AIM - Give again the part that opens with the line containing "Detect and localize" and closes with the line containing "data-point bbox=[265, 173, 274, 182]", replacing every "data-point" with "plot-marker" and leaving everything else unchanged. Leave the pictures out of your answer.

SUPPLIED MATERIAL -

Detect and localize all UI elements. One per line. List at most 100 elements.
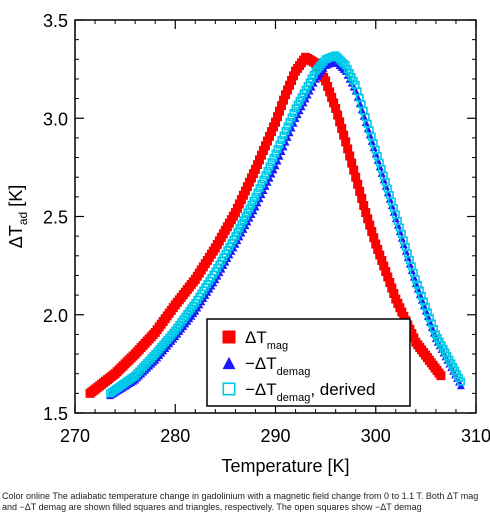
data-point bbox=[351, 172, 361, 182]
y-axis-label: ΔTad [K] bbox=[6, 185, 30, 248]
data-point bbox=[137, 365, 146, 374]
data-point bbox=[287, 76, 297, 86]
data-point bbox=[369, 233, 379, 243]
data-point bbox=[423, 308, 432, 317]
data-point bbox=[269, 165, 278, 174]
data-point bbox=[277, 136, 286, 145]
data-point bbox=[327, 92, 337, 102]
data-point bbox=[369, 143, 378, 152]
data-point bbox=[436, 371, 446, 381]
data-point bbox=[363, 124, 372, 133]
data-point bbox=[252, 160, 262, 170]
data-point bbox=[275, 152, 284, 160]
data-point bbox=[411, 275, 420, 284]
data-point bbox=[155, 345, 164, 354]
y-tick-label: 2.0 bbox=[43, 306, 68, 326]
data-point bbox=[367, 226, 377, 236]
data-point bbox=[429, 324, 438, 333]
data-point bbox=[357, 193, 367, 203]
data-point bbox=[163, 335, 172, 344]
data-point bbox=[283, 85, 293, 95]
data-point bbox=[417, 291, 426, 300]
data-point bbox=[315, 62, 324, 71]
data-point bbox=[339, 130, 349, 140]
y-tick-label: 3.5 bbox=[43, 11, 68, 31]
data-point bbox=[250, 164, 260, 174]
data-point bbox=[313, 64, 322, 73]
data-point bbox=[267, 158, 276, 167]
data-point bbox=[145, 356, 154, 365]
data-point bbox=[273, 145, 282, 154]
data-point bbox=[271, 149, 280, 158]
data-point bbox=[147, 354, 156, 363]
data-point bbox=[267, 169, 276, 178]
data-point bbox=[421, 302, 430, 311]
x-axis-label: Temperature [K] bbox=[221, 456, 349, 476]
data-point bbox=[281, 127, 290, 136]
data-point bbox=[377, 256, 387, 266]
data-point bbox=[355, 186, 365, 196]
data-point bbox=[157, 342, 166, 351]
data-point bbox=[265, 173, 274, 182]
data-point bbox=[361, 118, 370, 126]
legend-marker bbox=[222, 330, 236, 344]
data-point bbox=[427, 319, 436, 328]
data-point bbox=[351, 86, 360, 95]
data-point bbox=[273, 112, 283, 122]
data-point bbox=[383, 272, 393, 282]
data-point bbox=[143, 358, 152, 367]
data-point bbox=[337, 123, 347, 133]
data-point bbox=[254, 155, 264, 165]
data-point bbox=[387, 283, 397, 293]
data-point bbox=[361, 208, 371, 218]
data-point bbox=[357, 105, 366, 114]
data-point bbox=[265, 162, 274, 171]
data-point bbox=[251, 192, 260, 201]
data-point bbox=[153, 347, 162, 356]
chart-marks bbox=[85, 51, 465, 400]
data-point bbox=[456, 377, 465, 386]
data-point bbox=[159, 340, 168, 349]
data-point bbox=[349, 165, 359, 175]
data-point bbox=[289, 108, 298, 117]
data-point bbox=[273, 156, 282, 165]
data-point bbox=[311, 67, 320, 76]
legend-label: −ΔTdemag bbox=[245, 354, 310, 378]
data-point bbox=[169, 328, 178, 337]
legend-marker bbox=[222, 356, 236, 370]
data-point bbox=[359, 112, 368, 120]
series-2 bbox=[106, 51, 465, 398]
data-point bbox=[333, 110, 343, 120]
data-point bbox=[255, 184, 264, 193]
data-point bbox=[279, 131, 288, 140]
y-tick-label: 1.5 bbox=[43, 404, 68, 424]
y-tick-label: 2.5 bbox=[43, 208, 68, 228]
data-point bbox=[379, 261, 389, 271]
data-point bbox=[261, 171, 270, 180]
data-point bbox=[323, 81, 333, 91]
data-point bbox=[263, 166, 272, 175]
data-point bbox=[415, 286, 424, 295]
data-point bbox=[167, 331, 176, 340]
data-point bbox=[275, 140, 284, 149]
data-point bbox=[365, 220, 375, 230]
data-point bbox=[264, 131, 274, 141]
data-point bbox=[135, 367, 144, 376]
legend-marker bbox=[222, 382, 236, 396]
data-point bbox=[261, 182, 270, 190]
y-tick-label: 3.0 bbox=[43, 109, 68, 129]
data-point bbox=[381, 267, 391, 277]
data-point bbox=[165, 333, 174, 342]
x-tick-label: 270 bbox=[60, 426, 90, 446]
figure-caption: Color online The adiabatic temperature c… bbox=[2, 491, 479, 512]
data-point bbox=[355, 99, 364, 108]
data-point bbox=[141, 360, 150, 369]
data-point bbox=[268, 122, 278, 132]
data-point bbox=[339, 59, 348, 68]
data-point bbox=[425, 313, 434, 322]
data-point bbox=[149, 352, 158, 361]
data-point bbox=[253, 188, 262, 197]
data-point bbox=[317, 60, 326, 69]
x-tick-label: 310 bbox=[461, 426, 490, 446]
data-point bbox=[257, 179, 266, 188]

* * *

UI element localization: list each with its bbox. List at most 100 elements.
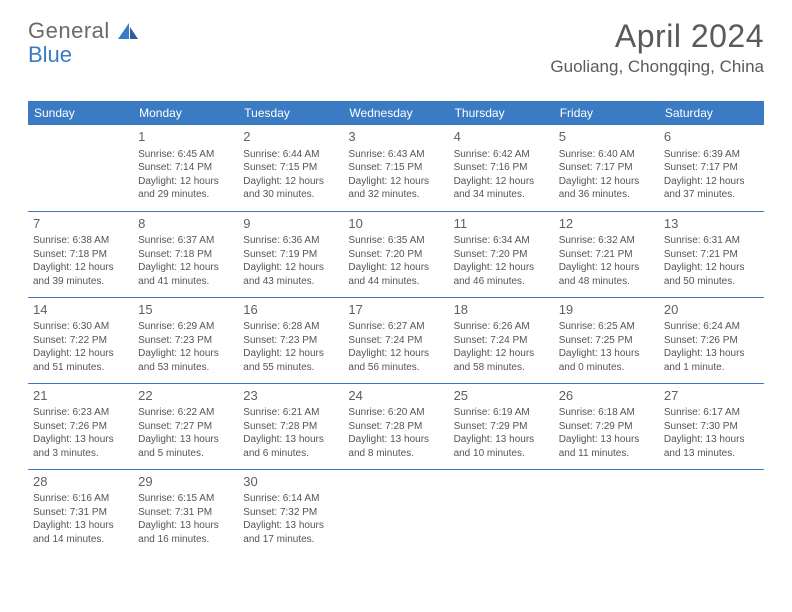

--

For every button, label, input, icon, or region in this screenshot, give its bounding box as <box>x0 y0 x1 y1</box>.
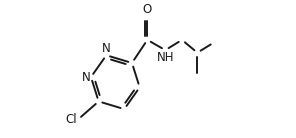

THE ANSWER -
Detect and localize all UI elements. One per line. List at most 100 elements.
plot-marker bbox=[351, 172, 361, 182]
y-axis-label: ΔTad [K] bbox=[6, 185, 30, 248]
plot-marker bbox=[137, 365, 146, 374]
plot-marker bbox=[287, 76, 297, 86]
plot-marker bbox=[369, 233, 379, 243]
plot-marker bbox=[423, 308, 432, 317]
plot-marker bbox=[269, 165, 278, 174]
plot-marker bbox=[277, 136, 286, 145]
plot-marker bbox=[327, 92, 337, 102]
plot-marker bbox=[369, 143, 378, 152]
plot-marker bbox=[436, 371, 446, 381]
plot-marker bbox=[363, 124, 372, 133]
plot-marker bbox=[252, 160, 262, 170]
plot-marker bbox=[275, 152, 284, 160]
plot-marker bbox=[411, 275, 420, 284]
plot-marker bbox=[155, 345, 164, 354]
y-tick-label: 2.0 bbox=[43, 306, 68, 326]
plot-marker bbox=[367, 226, 377, 236]
plot-marker bbox=[429, 324, 438, 333]
plot-marker bbox=[357, 193, 367, 203]
plot-marker bbox=[163, 335, 172, 344]
plot-marker bbox=[283, 85, 293, 95]
plot-marker bbox=[417, 291, 426, 300]
plot-marker bbox=[315, 62, 324, 71]
plot-marker bbox=[339, 130, 349, 140]
y-tick-label: 3.5 bbox=[43, 11, 68, 31]
plot-marker bbox=[250, 164, 260, 174]
plot-marker bbox=[313, 64, 322, 73]
plot-marker bbox=[267, 158, 276, 167]
plot-marker bbox=[145, 356, 154, 365]
plot-marker bbox=[273, 145, 282, 154]
plot-marker bbox=[271, 149, 280, 158]
plot-marker bbox=[147, 354, 156, 363]
plot-marker bbox=[267, 169, 276, 178]
plot-marker bbox=[421, 302, 430, 311]
x-axis-label: Temperature [K] bbox=[221, 456, 349, 476]
plot-marker bbox=[281, 127, 290, 136]
plot-marker bbox=[377, 256, 387, 266]
plot-marker bbox=[355, 186, 365, 196]
plot-marker bbox=[157, 342, 166, 351]
plot-marker bbox=[265, 173, 274, 182]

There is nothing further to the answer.